> **The problem**
Every line must be returned precisely as it is written.

> **Records to use**
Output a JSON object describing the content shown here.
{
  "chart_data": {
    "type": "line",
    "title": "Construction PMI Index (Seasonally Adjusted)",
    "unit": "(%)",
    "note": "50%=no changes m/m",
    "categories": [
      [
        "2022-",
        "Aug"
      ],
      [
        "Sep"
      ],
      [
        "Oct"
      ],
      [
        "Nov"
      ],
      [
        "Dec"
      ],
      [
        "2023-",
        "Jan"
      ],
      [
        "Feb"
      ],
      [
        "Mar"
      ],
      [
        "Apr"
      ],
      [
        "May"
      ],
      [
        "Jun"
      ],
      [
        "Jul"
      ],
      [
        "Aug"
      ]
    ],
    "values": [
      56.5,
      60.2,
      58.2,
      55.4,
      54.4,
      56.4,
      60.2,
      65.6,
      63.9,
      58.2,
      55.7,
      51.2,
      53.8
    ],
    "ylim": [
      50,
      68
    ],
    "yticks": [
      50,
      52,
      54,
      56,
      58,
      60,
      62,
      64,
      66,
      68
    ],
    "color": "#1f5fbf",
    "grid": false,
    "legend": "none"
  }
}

> **Response below**
Output a JSON object describing the content shown here.
{
  "chart_data": {
    "type": "line",
    "title": "Construction PMI Index (Seasonally Adjusted)",
    "unit": "(%)",
    "note": "50%=no changes m/m",
    "categories": [
      [
        "2022-",
        "Aug"
      ],
      [
        "Sep"
      ],
      [
        "Oct"
      ],
      [
        "Nov"
      ],
      [
        "Dec"
      ],
      [
        "2023-",
        "Jan"
      ],
      [
        "Feb"
      ],
      [
        "Mar"
      ],
      [
        "Apr"
      ],
      [
        "May"
      ],
      [
        "Jun"
      ],
      [
        "Jul"
      ],
      [
        "Aug"
      ]
    ],
    "values": [
      56.5,
      60.2,
      58.2,
      55.4,
      54.4,
      56.4,
      60.2,
      65.6,
      63.9,
      58.2,
      55.7,
      51.2,
      53.8
    ],
    "ylim": [
      50,
      68
    ],
    "yticks": [
      50,
      52,
      54,
      56,
      58,
      60,
      62,
      64,
      66,
      68
    ],
    "color": "#1f5fbf",
    "grid": false,
    "legend": "none"
  }
}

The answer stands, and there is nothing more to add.